> [Required task]
Give every line from the entries that contains "name".

> [The data]
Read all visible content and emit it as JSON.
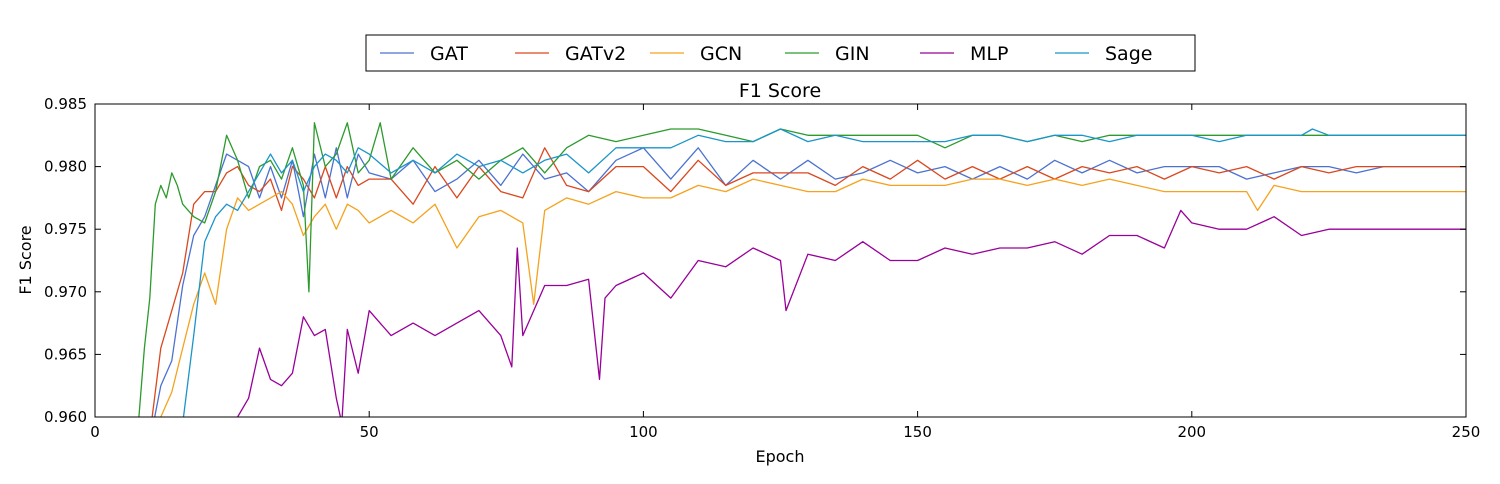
{
  "chart_data": {
    "type": "line",
    "title": "F1 Score",
    "xlabel": "Epoch",
    "ylabel": "F1 Score",
    "xlim": [
      0,
      250
    ],
    "ylim": [
      0.96,
      0.985
    ],
    "x_ticks": [
      0,
      50,
      100,
      150,
      200,
      250
    ],
    "y_ticks": [
      "0.960",
      "0.965",
      "0.970",
      "0.975",
      "0.980",
      "0.985"
    ],
    "grid": false,
    "legend_placement": "top-center",
    "series": [
      {
        "name": "GAT",
        "color": "#4c72d0",
        "x": [
          10,
          12,
          14,
          16,
          18,
          20,
          22,
          24,
          26,
          28,
          30,
          32,
          34,
          36,
          38,
          40,
          42,
          44,
          46,
          48,
          50,
          54,
          58,
          62,
          66,
          70,
          74,
          78,
          82,
          86,
          90,
          95,
          100,
          105,
          110,
          115,
          120,
          125,
          130,
          135,
          140,
          145,
          150,
          155,
          160,
          165,
          170,
          175,
          180,
          185,
          190,
          195,
          200,
          205,
          210,
          215,
          220,
          225,
          230,
          235,
          240,
          245,
          250
        ],
        "y": [
          0.958,
          0.9625,
          0.9645,
          0.9705,
          0.9745,
          0.976,
          0.9785,
          0.981,
          0.9805,
          0.98,
          0.9775,
          0.98,
          0.9775,
          0.9805,
          0.976,
          0.981,
          0.9775,
          0.9815,
          0.9775,
          0.981,
          0.9795,
          0.979,
          0.9805,
          0.978,
          0.979,
          0.9805,
          0.9785,
          0.981,
          0.979,
          0.9795,
          0.978,
          0.9805,
          0.9815,
          0.979,
          0.9815,
          0.9785,
          0.9805,
          0.979,
          0.9805,
          0.979,
          0.9795,
          0.9805,
          0.9795,
          0.98,
          0.979,
          0.98,
          0.979,
          0.9805,
          0.9795,
          0.9805,
          0.9795,
          0.98,
          0.98,
          0.98,
          0.979,
          0.9795,
          0.98,
          0.98,
          0.9795,
          0.98,
          0.98,
          0.98,
          0.98
        ]
      },
      {
        "name": "GATv2",
        "color": "#d9481e",
        "x": [
          10,
          12,
          14,
          16,
          18,
          20,
          22,
          24,
          26,
          28,
          30,
          32,
          34,
          36,
          38,
          40,
          42,
          44,
          46,
          48,
          50,
          54,
          58,
          62,
          66,
          70,
          74,
          78,
          82,
          86,
          90,
          95,
          100,
          105,
          110,
          115,
          120,
          125,
          130,
          135,
          140,
          145,
          150,
          155,
          160,
          165,
          170,
          175,
          180,
          185,
          190,
          195,
          200,
          205,
          210,
          215,
          220,
          225,
          230,
          235,
          240,
          245,
          250
        ],
        "y": [
          0.9585,
          0.9655,
          0.9685,
          0.9715,
          0.977,
          0.978,
          0.978,
          0.9795,
          0.98,
          0.9785,
          0.978,
          0.979,
          0.9765,
          0.98,
          0.979,
          0.9775,
          0.98,
          0.9775,
          0.98,
          0.9785,
          0.979,
          0.979,
          0.977,
          0.98,
          0.9775,
          0.98,
          0.978,
          0.9775,
          0.9815,
          0.9785,
          0.978,
          0.98,
          0.98,
          0.978,
          0.9805,
          0.9785,
          0.9795,
          0.9795,
          0.9795,
          0.9785,
          0.98,
          0.979,
          0.9805,
          0.979,
          0.98,
          0.979,
          0.98,
          0.979,
          0.98,
          0.9795,
          0.98,
          0.979,
          0.98,
          0.9795,
          0.98,
          0.979,
          0.98,
          0.9795,
          0.98,
          0.98,
          0.98,
          0.98,
          0.98
        ]
      },
      {
        "name": "GCN",
        "color": "#f5a21d",
        "x": [
          10,
          12,
          14,
          16,
          18,
          20,
          22,
          24,
          26,
          28,
          30,
          32,
          34,
          36,
          38,
          40,
          42,
          44,
          46,
          48,
          50,
          54,
          58,
          62,
          66,
          70,
          74,
          78,
          80,
          82,
          86,
          90,
          95,
          100,
          105,
          110,
          115,
          120,
          125,
          130,
          135,
          140,
          145,
          150,
          155,
          160,
          165,
          170,
          175,
          180,
          185,
          190,
          195,
          200,
          205,
          210,
          212,
          215,
          220,
          225,
          230,
          235,
          240,
          245,
          250
        ],
        "y": [
          0.957,
          0.96,
          0.962,
          0.9655,
          0.969,
          0.9715,
          0.969,
          0.975,
          0.9775,
          0.9765,
          0.977,
          0.9775,
          0.978,
          0.977,
          0.9745,
          0.976,
          0.977,
          0.975,
          0.977,
          0.9765,
          0.9755,
          0.9765,
          0.9755,
          0.977,
          0.9735,
          0.976,
          0.9765,
          0.9755,
          0.969,
          0.9765,
          0.9775,
          0.977,
          0.978,
          0.9775,
          0.9775,
          0.9785,
          0.978,
          0.979,
          0.9785,
          0.978,
          0.978,
          0.979,
          0.9785,
          0.9785,
          0.9785,
          0.979,
          0.979,
          0.9785,
          0.979,
          0.9785,
          0.979,
          0.9785,
          0.978,
          0.978,
          0.978,
          0.978,
          0.9765,
          0.9785,
          0.978,
          0.978,
          0.978,
          0.978,
          0.978,
          0.978,
          0.978
        ]
      },
      {
        "name": "GIN",
        "color": "#2c9a2c",
        "x": [
          8,
          9,
          10,
          11,
          12,
          13,
          14,
          15,
          16,
          18,
          20,
          22,
          24,
          26,
          28,
          30,
          32,
          34,
          36,
          38,
          39,
          40,
          42,
          44,
          46,
          48,
          50,
          52,
          54,
          58,
          62,
          66,
          70,
          74,
          78,
          82,
          86,
          90,
          95,
          100,
          105,
          110,
          115,
          120,
          125,
          130,
          135,
          140,
          145,
          150,
          155,
          160,
          165,
          170,
          175,
          180,
          185,
          190,
          195,
          200,
          205,
          210,
          215,
          220,
          225,
          230,
          235,
          240,
          245,
          250
        ],
        "y": [
          0.96,
          0.9655,
          0.9695,
          0.977,
          0.9785,
          0.9775,
          0.9795,
          0.9785,
          0.977,
          0.976,
          0.9755,
          0.978,
          0.9825,
          0.9805,
          0.9775,
          0.98,
          0.9805,
          0.979,
          0.9815,
          0.9785,
          0.97,
          0.9835,
          0.98,
          0.981,
          0.9835,
          0.9795,
          0.9805,
          0.9835,
          0.979,
          0.9815,
          0.9795,
          0.9805,
          0.979,
          0.9805,
          0.9815,
          0.9795,
          0.9815,
          0.9825,
          0.982,
          0.9825,
          0.983,
          0.983,
          0.9825,
          0.982,
          0.983,
          0.9825,
          0.9825,
          0.9825,
          0.9825,
          0.9825,
          0.9815,
          0.9825,
          0.9825,
          0.982,
          0.9825,
          0.982,
          0.9825,
          0.9825,
          0.9825,
          0.9825,
          0.9825,
          0.9825,
          0.9825,
          0.9825,
          0.9825,
          0.9825,
          0.9825,
          0.9825,
          0.9825,
          0.9825
        ]
      },
      {
        "name": "MLP",
        "color": "#990099",
        "x": [
          26,
          28,
          30,
          32,
          34,
          36,
          38,
          40,
          42,
          44,
          45,
          46,
          48,
          50,
          54,
          58,
          62,
          66,
          70,
          74,
          76,
          77,
          78,
          82,
          86,
          90,
          92,
          93,
          95,
          100,
          105,
          110,
          115,
          120,
          125,
          126,
          130,
          135,
          140,
          145,
          150,
          155,
          160,
          165,
          170,
          175,
          180,
          185,
          190,
          195,
          198,
          200,
          205,
          210,
          215,
          220,
          225,
          230,
          235,
          240,
          245,
          250
        ],
        "y": [
          0.96,
          0.9615,
          0.9655,
          0.963,
          0.9625,
          0.9635,
          0.968,
          0.9665,
          0.967,
          0.9615,
          0.9595,
          0.967,
          0.9635,
          0.9685,
          0.9665,
          0.9675,
          0.9665,
          0.9675,
          0.9685,
          0.9665,
          0.964,
          0.9735,
          0.9665,
          0.9705,
          0.9705,
          0.971,
          0.963,
          0.9695,
          0.9705,
          0.9715,
          0.9695,
          0.9725,
          0.972,
          0.9735,
          0.9725,
          0.9685,
          0.973,
          0.9725,
          0.974,
          0.9725,
          0.9725,
          0.9735,
          0.973,
          0.9735,
          0.9735,
          0.974,
          0.973,
          0.9745,
          0.9745,
          0.9735,
          0.9765,
          0.9755,
          0.975,
          0.975,
          0.976,
          0.9745,
          0.975,
          0.975,
          0.975,
          0.975,
          0.975,
          0.975
        ]
      },
      {
        "name": "Sage",
        "color": "#1b95c9",
        "x": [
          16,
          18,
          20,
          22,
          24,
          26,
          28,
          30,
          32,
          34,
          36,
          38,
          40,
          42,
          44,
          46,
          48,
          50,
          54,
          58,
          62,
          66,
          70,
          74,
          78,
          82,
          86,
          90,
          95,
          100,
          105,
          110,
          115,
          120,
          125,
          130,
          135,
          140,
          145,
          150,
          155,
          160,
          165,
          170,
          175,
          180,
          185,
          190,
          195,
          200,
          205,
          210,
          215,
          220,
          222,
          225,
          230,
          235,
          240,
          245,
          250
        ],
        "y": [
          0.9595,
          0.9665,
          0.974,
          0.976,
          0.977,
          0.9765,
          0.978,
          0.9795,
          0.981,
          0.9795,
          0.9805,
          0.978,
          0.98,
          0.981,
          0.9805,
          0.9795,
          0.9815,
          0.981,
          0.9795,
          0.9805,
          0.9795,
          0.981,
          0.98,
          0.9805,
          0.9795,
          0.9805,
          0.981,
          0.9795,
          0.9815,
          0.9815,
          0.9815,
          0.9825,
          0.982,
          0.982,
          0.983,
          0.982,
          0.9825,
          0.982,
          0.982,
          0.982,
          0.982,
          0.9825,
          0.9825,
          0.982,
          0.9825,
          0.9825,
          0.982,
          0.9825,
          0.9825,
          0.9825,
          0.982,
          0.9825,
          0.9825,
          0.9825,
          0.983,
          0.9825,
          0.9825,
          0.9825,
          0.9825,
          0.9825,
          0.9825
        ]
      }
    ]
  }
}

> [Response to the exercise]
        "name": "GAT",
        "name": "GATv2",
        "name": "GCN",
        "name": "GIN",
        "name": "MLP",
        "name": "Sage",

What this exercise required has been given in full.